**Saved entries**
***
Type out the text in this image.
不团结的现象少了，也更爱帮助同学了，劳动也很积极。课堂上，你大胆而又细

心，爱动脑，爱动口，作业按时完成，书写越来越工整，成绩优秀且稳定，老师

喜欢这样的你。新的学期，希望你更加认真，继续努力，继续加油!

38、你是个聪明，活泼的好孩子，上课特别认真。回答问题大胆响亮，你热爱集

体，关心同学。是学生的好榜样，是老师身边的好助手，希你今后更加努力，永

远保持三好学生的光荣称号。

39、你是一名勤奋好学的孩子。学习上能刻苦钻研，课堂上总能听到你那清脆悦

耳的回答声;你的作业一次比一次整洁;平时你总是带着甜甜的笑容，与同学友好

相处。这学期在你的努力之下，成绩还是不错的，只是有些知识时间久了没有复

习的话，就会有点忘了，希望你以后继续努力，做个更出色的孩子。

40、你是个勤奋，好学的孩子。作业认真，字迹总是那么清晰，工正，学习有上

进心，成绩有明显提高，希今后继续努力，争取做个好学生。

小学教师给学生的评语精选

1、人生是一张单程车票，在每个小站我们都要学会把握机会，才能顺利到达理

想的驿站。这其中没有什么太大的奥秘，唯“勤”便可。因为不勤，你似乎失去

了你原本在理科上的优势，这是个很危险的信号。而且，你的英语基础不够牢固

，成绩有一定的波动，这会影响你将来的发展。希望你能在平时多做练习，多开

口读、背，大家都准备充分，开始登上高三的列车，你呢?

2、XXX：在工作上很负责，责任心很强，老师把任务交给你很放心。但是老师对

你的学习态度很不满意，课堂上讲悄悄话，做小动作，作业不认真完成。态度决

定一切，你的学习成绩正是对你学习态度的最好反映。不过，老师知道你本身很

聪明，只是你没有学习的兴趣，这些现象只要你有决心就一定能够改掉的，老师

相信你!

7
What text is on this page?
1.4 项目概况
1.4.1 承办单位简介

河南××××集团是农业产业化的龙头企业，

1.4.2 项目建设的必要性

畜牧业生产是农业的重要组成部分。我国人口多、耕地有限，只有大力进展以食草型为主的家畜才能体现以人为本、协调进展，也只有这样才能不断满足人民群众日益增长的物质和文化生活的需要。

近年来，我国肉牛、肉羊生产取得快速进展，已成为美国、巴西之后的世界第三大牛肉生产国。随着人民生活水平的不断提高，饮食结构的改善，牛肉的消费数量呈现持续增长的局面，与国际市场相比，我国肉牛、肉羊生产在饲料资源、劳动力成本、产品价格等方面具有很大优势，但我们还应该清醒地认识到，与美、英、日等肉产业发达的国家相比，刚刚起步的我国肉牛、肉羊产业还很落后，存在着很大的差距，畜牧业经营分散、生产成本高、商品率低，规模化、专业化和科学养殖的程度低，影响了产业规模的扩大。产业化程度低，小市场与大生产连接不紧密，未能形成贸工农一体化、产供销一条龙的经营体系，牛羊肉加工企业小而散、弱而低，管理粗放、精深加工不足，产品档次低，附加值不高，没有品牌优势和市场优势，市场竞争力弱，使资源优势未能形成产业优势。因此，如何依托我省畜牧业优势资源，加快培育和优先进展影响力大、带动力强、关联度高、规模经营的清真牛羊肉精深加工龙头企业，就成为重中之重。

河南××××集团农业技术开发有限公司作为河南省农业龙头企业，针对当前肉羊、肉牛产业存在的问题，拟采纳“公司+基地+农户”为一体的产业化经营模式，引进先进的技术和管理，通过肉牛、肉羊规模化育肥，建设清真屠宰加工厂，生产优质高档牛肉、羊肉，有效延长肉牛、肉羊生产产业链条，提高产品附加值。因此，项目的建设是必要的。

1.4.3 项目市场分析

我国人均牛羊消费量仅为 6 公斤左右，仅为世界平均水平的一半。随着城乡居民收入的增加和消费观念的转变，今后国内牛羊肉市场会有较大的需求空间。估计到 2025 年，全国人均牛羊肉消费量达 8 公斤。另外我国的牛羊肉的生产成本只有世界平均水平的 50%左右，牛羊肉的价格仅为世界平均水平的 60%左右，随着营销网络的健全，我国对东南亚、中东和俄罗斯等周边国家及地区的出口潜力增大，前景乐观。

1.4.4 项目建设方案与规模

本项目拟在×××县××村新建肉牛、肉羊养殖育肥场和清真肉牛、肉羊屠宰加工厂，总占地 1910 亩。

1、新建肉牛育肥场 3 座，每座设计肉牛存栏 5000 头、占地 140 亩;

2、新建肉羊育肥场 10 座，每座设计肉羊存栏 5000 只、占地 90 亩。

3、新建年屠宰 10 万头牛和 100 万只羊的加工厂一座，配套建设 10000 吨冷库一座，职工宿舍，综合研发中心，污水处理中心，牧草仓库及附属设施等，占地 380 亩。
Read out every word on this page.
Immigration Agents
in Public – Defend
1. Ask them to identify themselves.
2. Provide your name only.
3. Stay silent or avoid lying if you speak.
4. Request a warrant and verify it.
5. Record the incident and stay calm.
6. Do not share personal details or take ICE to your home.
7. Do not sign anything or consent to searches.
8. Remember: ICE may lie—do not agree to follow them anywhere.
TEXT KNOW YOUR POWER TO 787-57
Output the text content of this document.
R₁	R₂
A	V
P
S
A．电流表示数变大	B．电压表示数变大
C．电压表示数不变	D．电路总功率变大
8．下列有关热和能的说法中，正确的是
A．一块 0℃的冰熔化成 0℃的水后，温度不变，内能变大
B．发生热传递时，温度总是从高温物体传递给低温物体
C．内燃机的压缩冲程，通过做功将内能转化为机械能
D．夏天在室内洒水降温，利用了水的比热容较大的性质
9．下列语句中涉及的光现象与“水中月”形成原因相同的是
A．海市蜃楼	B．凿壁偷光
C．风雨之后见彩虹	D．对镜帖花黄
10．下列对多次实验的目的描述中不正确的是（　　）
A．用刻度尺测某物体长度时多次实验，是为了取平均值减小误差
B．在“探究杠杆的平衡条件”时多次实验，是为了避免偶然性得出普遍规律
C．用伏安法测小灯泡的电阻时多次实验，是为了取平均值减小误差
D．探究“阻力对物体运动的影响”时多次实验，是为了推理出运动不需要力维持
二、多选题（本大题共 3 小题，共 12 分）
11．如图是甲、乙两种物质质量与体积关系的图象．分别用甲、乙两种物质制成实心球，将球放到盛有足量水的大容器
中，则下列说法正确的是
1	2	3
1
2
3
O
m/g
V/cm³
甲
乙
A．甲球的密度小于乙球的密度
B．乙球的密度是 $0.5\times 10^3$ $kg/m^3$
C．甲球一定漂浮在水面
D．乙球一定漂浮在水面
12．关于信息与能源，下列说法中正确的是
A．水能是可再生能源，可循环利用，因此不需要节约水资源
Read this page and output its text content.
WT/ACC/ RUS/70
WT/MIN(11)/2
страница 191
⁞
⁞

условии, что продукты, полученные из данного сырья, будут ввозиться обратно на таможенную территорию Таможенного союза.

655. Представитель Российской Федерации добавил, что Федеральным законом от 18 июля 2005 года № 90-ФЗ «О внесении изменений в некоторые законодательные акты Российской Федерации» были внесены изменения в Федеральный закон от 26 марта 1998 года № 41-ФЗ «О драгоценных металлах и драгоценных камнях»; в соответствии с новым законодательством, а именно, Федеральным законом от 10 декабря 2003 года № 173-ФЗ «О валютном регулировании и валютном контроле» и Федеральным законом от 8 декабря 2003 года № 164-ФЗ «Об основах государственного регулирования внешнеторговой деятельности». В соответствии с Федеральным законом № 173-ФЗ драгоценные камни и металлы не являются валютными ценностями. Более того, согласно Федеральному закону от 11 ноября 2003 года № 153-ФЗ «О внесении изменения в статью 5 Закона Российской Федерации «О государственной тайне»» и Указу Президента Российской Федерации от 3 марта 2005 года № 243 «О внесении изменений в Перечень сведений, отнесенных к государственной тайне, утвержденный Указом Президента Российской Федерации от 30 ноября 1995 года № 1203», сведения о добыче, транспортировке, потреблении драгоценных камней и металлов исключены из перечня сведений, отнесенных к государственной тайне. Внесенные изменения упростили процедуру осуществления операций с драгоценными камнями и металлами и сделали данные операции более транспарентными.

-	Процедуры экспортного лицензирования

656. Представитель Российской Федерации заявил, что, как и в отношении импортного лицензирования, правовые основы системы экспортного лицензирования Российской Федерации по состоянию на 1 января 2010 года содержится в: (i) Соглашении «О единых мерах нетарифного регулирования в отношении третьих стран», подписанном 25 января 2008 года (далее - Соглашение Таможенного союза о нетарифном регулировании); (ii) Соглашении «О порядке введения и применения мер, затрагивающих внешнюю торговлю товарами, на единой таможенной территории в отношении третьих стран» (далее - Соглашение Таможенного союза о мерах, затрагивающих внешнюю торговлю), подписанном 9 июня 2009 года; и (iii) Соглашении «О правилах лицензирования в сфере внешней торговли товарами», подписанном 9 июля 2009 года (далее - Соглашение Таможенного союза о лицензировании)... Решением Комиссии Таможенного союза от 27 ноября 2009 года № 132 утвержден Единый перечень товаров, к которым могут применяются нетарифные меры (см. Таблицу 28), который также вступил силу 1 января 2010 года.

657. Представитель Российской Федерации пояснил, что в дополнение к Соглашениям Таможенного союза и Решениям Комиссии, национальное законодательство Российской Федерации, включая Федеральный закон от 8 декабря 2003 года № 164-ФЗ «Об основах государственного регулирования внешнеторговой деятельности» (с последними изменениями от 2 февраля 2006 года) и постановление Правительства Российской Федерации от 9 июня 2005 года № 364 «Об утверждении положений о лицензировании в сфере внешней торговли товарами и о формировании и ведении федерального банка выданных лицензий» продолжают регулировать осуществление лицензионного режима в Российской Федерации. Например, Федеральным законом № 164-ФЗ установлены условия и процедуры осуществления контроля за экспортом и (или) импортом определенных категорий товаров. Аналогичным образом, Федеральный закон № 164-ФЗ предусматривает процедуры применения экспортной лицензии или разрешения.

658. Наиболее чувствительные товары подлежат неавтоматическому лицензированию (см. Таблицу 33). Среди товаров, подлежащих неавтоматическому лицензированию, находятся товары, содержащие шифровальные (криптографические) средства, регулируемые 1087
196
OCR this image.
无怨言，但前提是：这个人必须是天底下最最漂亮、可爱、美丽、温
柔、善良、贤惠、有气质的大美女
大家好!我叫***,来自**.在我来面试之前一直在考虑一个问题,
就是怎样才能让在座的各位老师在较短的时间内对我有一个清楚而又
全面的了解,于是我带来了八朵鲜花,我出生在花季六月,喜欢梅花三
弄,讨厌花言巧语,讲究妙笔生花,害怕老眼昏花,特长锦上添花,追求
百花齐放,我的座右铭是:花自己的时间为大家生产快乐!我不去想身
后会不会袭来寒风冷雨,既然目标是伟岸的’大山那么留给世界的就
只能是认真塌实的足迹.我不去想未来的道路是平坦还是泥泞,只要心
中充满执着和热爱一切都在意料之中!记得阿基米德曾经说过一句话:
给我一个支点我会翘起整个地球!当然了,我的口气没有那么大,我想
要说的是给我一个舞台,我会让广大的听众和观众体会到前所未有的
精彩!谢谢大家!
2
***
In the listing above, find the lines holding the word "page" and copy them.

What text is on this page?
Read out every word on this page.
Read this page and output its text content.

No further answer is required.